Given exercise ::
Below are some records. How many of their lines contain the string "value"? Give the number only.

Information given ::
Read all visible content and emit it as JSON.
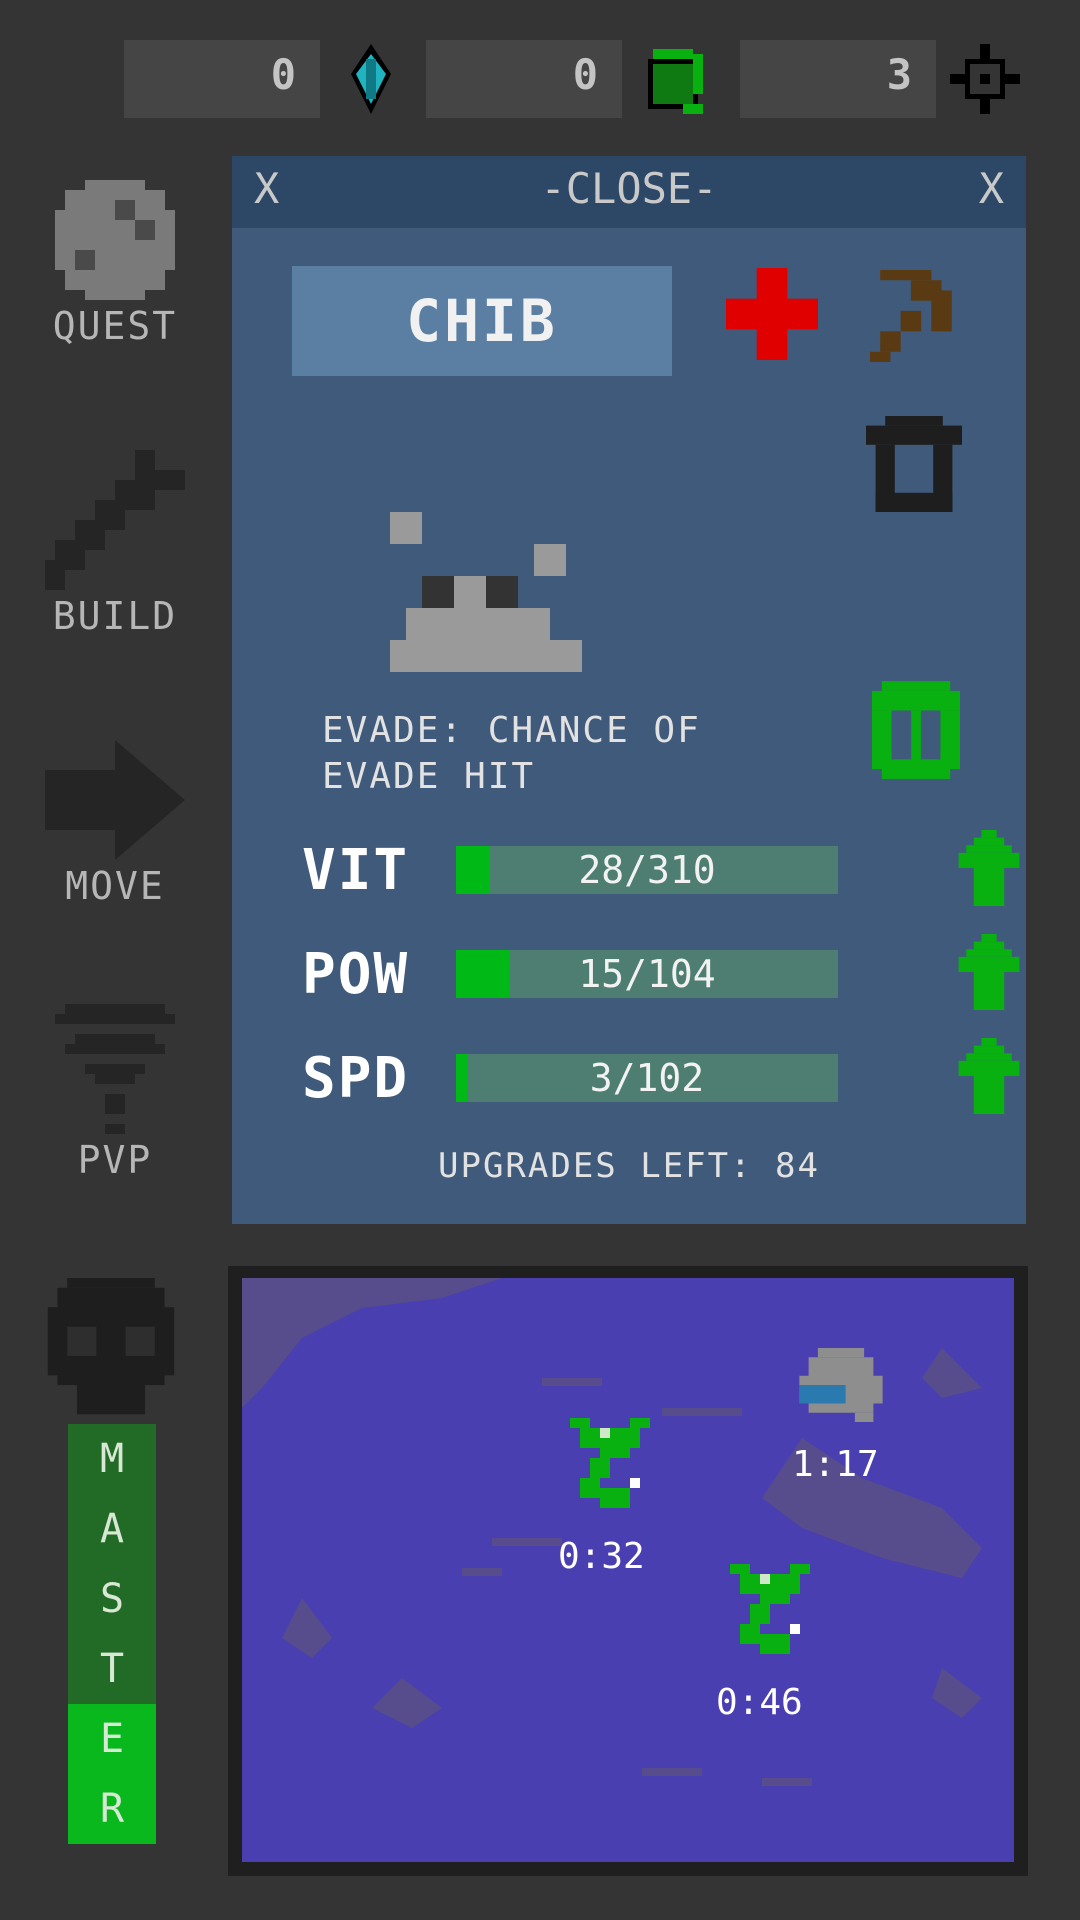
{
  "resources": [
    {
      "value": "0",
      "icon": "crystal-icon"
    },
    {
      "value": "0",
      "icon": "green-jar-icon"
    },
    {
      "value": "3",
      "icon": "crosshair-icon"
    }
  ],
  "sidebar": {
    "items": [
      {
        "label": "QUEST",
        "icon": "moon-icon"
      },
      {
        "label": "BUILD",
        "icon": "wrench-icon"
      },
      {
        "label": "MOVE",
        "icon": "arrow-right-icon"
      },
      {
        "label": "PVP",
        "icon": "wifi-icon"
      }
    ],
    "master": {
      "letters": [
        "M",
        "A",
        "S",
        "T",
        "E",
        "R"
      ],
      "filled": 2
    }
  },
  "panel": {
    "close_left": "X",
    "close_label": "-CLOSE-",
    "close_right": "X",
    "name": "CHIB",
    "description_line1": "EVADE: CHANCE OF",
    "description_line2": "EVADE HIT",
    "stats": [
      {
        "label": "VIT",
        "value": "28/310",
        "fill": 0.09
      },
      {
        "label": "POW",
        "value": "15/104",
        "fill": 0.14
      },
      {
        "label": "SPD",
        "value": "3/102",
        "fill": 0.03
      }
    ],
    "upgrades_left": "UPGRADES LEFT: 84"
  },
  "map": {
    "timers": [
      "1:17",
      "0:32",
      "0:46"
    ]
  },
  "colors": {
    "background": "#343434",
    "panel": "#3f5a7a",
    "panel_header": "#2c4866",
    "bar_fill": "#00b816",
    "bar_bg": "#4e7d72",
    "map": "#4a3fb0",
    "heal": "#e00000",
    "pickaxe": "#5a3a12"
  }
}
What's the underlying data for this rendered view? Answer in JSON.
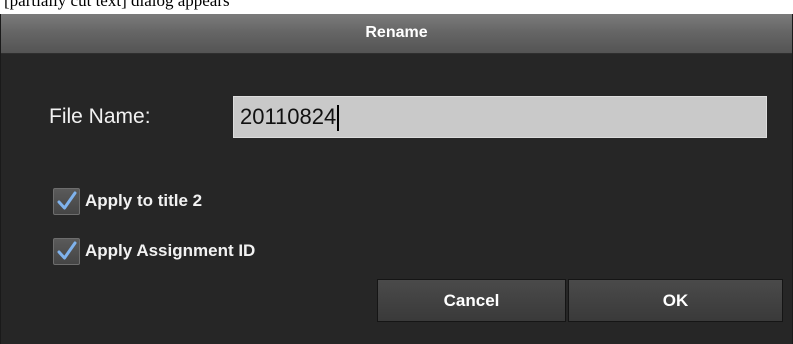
{
  "background_strip": {
    "text": "[partially cut text] dialog appears"
  },
  "dialog": {
    "title": "Rename",
    "file_name": {
      "label": "File Name:",
      "value": "20110824"
    },
    "options": [
      {
        "label": "Apply to title 2",
        "checked": true
      },
      {
        "label": "Apply Assignment ID",
        "checked": true
      }
    ],
    "buttons": {
      "cancel": "Cancel",
      "ok": "OK"
    }
  },
  "colors": {
    "dialog_bg": "#262626",
    "titlebar": "#666666",
    "input_bg": "#c9c9c9",
    "checkmark": "#7fb2ec"
  },
  "icons": {
    "checkmark": "checkmark-icon"
  }
}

Correct response ::
7